The problem: Transcribe each line of the material as it is, and drop any picture.

.....

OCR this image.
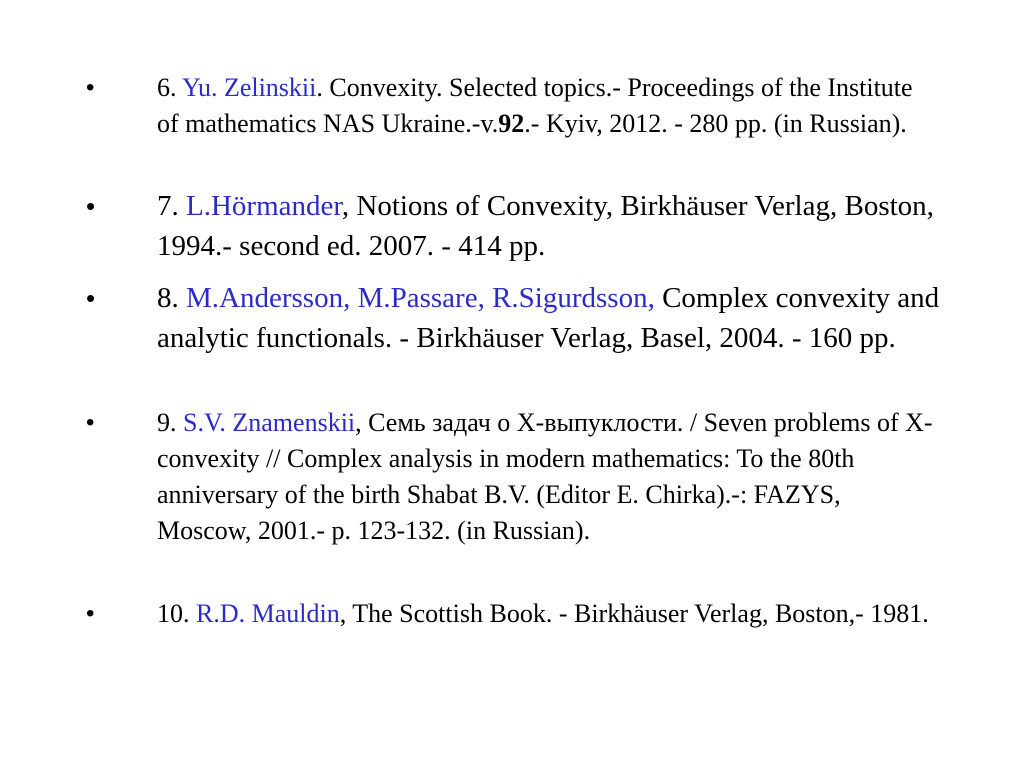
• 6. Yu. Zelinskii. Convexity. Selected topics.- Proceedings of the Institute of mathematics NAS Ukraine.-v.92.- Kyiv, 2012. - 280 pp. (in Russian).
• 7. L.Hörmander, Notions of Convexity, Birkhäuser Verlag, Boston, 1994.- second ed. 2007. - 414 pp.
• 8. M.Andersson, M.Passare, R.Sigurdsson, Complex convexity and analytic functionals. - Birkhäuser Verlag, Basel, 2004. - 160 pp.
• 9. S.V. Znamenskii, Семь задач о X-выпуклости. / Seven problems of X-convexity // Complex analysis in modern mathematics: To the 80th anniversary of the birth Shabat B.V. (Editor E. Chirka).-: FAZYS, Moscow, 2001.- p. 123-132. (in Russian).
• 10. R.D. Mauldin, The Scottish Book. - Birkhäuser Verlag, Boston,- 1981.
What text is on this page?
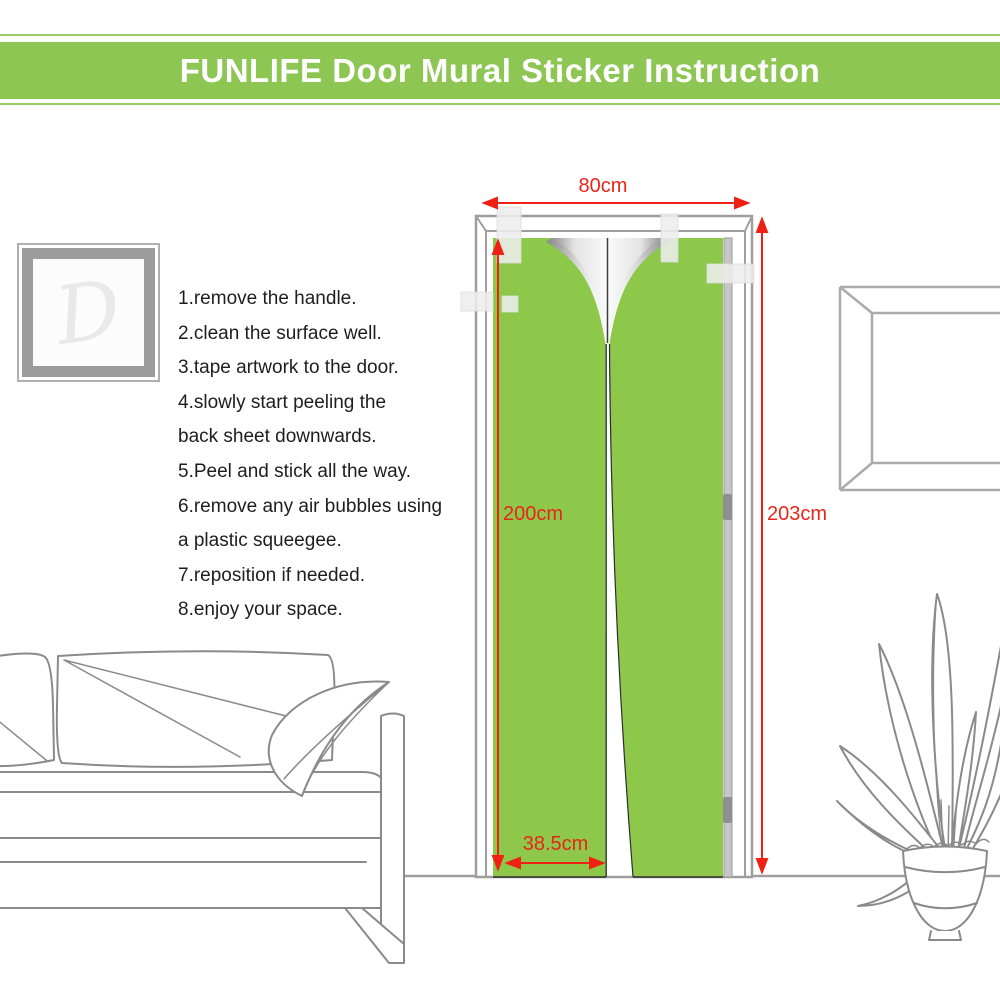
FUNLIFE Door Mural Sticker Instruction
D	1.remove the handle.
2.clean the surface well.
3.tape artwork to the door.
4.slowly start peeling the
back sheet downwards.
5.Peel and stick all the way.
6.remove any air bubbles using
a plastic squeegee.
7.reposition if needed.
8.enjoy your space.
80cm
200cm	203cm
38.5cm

.....

Finished answer:
OCR this image.
• 6. Yu. Zelinskii. Convexity. Selected topics.- Proceedings of the Institute of mathematics NAS Ukraine.-v.92.- Kyiv, 2012. - 280 pp. (in Russian).
• 7. L.Hörmander, Notions of Convexity, Birkhäuser Verlag, Boston, 1994.- second ed. 2007. - 414 pp.
• 8. M.Andersson, M.Passare, R.Sigurdsson, Complex convexity and analytic functionals. - Birkhäuser Verlag, Basel, 2004. - 160 pp.
• 9. S.V. Znamenskii, Семь задач о X-выпуклости. / Seven problems of X-convexity // Complex analysis in modern mathematics: To the 80th anniversary of the birth Shabat B.V. (Editor E. Chirka).-: FAZYS, Moscow, 2001.- p. 123-132. (in Russian).
• 10. R.D. Mauldin, The Scottish Book. - Birkhäuser Verlag, Boston,- 1981.
What text is on this page?
FUNLIFE Door Mural Sticker Instruction
D	1.remove the handle.
2.clean the surface well.
3.tape artwork to the door.
4.slowly start peeling the
back sheet downwards.
5.Peel and stick all the way.
6.remove any air bubbles using
a plastic squeegee.
7.reposition if needed.
8.enjoy your space.
80cm
200cm	203cm
38.5cm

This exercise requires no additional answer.